— start Provided data —

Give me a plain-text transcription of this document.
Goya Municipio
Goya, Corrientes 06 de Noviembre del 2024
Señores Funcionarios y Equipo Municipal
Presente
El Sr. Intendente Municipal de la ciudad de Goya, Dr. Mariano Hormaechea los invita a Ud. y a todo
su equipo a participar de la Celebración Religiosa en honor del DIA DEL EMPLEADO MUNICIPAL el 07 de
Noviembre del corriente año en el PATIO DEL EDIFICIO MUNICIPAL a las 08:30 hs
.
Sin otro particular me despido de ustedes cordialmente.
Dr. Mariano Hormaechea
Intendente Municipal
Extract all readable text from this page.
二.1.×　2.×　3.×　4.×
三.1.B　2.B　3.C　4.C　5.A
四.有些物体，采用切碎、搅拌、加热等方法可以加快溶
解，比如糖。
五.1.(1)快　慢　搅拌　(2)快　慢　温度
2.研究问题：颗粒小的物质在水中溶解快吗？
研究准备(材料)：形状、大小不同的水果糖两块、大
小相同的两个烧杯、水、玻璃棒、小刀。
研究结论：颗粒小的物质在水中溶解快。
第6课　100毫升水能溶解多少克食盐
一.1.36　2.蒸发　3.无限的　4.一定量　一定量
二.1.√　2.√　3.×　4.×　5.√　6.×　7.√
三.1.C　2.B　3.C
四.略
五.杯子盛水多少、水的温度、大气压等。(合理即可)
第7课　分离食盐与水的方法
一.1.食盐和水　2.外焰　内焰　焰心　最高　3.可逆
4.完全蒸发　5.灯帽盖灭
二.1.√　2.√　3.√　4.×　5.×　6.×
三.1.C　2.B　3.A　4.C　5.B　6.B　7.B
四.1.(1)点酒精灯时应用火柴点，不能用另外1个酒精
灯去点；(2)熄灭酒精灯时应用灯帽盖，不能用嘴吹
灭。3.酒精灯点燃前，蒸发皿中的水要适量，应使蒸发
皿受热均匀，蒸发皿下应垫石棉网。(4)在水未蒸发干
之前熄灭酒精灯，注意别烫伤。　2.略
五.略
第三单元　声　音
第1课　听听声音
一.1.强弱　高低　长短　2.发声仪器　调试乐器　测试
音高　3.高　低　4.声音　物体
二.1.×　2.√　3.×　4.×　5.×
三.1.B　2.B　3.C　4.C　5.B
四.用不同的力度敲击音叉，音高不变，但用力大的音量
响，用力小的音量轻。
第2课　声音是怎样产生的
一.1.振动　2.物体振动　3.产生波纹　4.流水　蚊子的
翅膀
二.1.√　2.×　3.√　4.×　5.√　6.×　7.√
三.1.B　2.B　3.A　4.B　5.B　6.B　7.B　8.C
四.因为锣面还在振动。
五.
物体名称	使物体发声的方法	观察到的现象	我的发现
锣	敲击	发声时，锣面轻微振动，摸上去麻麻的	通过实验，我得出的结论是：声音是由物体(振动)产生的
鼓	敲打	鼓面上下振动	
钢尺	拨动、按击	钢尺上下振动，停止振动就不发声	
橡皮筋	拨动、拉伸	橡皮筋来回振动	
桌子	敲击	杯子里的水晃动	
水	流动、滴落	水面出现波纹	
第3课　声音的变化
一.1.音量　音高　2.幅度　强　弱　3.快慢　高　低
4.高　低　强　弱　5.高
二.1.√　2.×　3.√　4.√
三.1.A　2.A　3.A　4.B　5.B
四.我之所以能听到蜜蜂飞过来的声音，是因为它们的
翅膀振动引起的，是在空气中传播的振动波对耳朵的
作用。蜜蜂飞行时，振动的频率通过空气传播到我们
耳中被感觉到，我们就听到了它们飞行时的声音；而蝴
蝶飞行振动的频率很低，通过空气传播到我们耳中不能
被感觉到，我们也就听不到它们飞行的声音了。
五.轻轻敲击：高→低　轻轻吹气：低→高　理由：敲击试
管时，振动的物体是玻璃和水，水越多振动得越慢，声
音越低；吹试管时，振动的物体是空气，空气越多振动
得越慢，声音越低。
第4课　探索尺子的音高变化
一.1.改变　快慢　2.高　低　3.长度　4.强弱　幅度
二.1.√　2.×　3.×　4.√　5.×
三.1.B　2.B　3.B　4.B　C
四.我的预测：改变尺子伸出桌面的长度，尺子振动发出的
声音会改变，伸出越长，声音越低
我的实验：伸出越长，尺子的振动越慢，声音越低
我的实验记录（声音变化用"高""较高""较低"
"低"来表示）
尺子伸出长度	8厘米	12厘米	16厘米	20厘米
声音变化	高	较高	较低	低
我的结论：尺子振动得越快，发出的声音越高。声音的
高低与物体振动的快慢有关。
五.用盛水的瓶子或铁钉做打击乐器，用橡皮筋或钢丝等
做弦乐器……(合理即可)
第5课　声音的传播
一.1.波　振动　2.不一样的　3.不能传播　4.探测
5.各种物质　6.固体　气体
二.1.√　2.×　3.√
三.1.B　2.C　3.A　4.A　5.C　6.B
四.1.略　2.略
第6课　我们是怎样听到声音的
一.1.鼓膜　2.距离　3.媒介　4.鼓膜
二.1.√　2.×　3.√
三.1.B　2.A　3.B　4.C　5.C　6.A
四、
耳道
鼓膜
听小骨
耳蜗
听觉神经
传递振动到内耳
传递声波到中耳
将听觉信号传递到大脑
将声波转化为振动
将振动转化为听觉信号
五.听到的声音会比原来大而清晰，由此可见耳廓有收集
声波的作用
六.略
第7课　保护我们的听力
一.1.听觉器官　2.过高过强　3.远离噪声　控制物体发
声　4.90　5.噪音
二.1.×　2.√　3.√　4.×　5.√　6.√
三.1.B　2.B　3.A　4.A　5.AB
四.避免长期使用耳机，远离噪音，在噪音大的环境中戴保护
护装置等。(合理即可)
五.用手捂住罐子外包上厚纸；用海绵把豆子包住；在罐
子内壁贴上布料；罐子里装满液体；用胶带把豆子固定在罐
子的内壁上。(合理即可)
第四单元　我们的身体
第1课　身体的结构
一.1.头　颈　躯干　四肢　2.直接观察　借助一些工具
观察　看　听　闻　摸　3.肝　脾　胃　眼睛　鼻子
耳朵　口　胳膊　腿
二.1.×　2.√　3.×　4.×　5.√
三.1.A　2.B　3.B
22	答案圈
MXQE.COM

— end Provided data —

» Task:
Collect each line above holding the string "Goya".

» Solved exercise:
Goya Municipio
Goya, Corrientes 06 de Noviembre del 2024
El Sr. Intendente Municipal de la ciudad de Goya, Dr. Mariano Hormaechea los invita a Ud. y a todo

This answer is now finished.